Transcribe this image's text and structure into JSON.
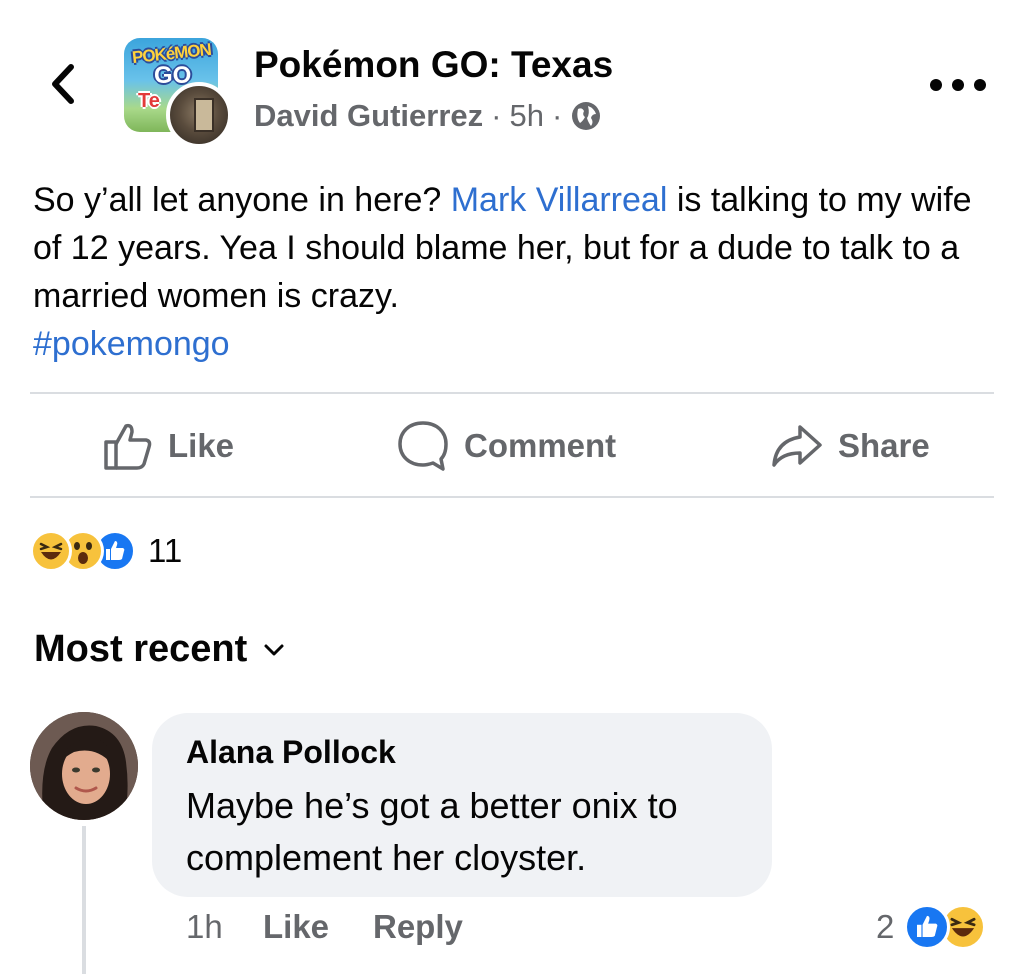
{
  "header": {
    "group_name": "Pokémon GO: Texas",
    "author": "David Gutierrez",
    "time": "5h",
    "separator": "·",
    "privacy_icon": "globe-icon",
    "back_icon": "chevron-left-icon",
    "more_icon": "more-horizontal-icon",
    "group_logo_top": "POKéMON",
    "group_logo_mid": "GO",
    "group_logo_bottom": "Te"
  },
  "post": {
    "text_before": "So y’all let anyone in here? ",
    "mention": "Mark Villarreal",
    "text_after": " is talking to my wife of 12 years. Yea I should blame her, but for a dude to talk to a married women is crazy.",
    "hashtag": "#pokemongo"
  },
  "actions": {
    "like": "Like",
    "comment": "Comment",
    "share": "Share"
  },
  "reactions": {
    "icons": [
      "haha-emoji-icon",
      "wow-emoji-icon",
      "like-reaction-icon"
    ],
    "count": "11"
  },
  "sort": {
    "label": "Most recent"
  },
  "comments": [
    {
      "name": "Alana Pollock",
      "text": "Maybe he’s got a better onix to complement her cloyster.",
      "time": "1h",
      "like_label": "Like",
      "reply_label": "Reply",
      "reaction_count": "2",
      "reaction_icons": [
        "like-reaction-icon",
        "haha-emoji-icon"
      ]
    }
  ],
  "colors": {
    "link": "#2e6fd0",
    "secondary_text": "#65676b",
    "bubble": "#f0f2f5",
    "like_blue": "#1877f2",
    "emoji_yellow": "#f7c23c"
  }
}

———

Short task
Leave the pictures out, and transcribe each of the records exactly.

Task output
Transcribe this image's text and structure into JSON.
{
  "header": {
    "group_name": "Pokémon GO: Texas",
    "author": "David Gutierrez",
    "time": "5h",
    "separator": "·",
    "privacy_icon": "globe-icon",
    "back_icon": "chevron-left-icon",
    "more_icon": "more-horizontal-icon",
    "group_logo_top": "POKéMON",
    "group_logo_mid": "GO",
    "group_logo_bottom": "Te"
  },
  "post": {
    "text_before": "So y’all let anyone in here? ",
    "mention": "Mark Villarreal",
    "text_after": " is talking to my wife of 12 years. Yea I should blame her, but for a dude to talk to a married women is crazy.",
    "hashtag": "#pokemongo"
  },
  "actions": {
    "like": "Like",
    "comment": "Comment",
    "share": "Share"
  },
  "reactions": {
    "icons": [
      "haha-emoji-icon",
      "wow-emoji-icon",
      "like-reaction-icon"
    ],
    "count": "11"
  },
  "sort": {
    "label": "Most recent"
  },
  "comments": [
    {
      "name": "Alana Pollock",
      "text": "Maybe he’s got a better onix to complement her cloyster.",
      "time": "1h",
      "like_label": "Like",
      "reply_label": "Reply",
      "reaction_count": "2",
      "reaction_icons": [
        "like-reaction-icon",
        "haha-emoji-icon"
      ]
    }
  ],
  "colors": {
    "link": "#2e6fd0",
    "secondary_text": "#65676b",
    "bubble": "#f0f2f5",
    "like_blue": "#1877f2",
    "emoji_yellow": "#f7c23c"
  }
}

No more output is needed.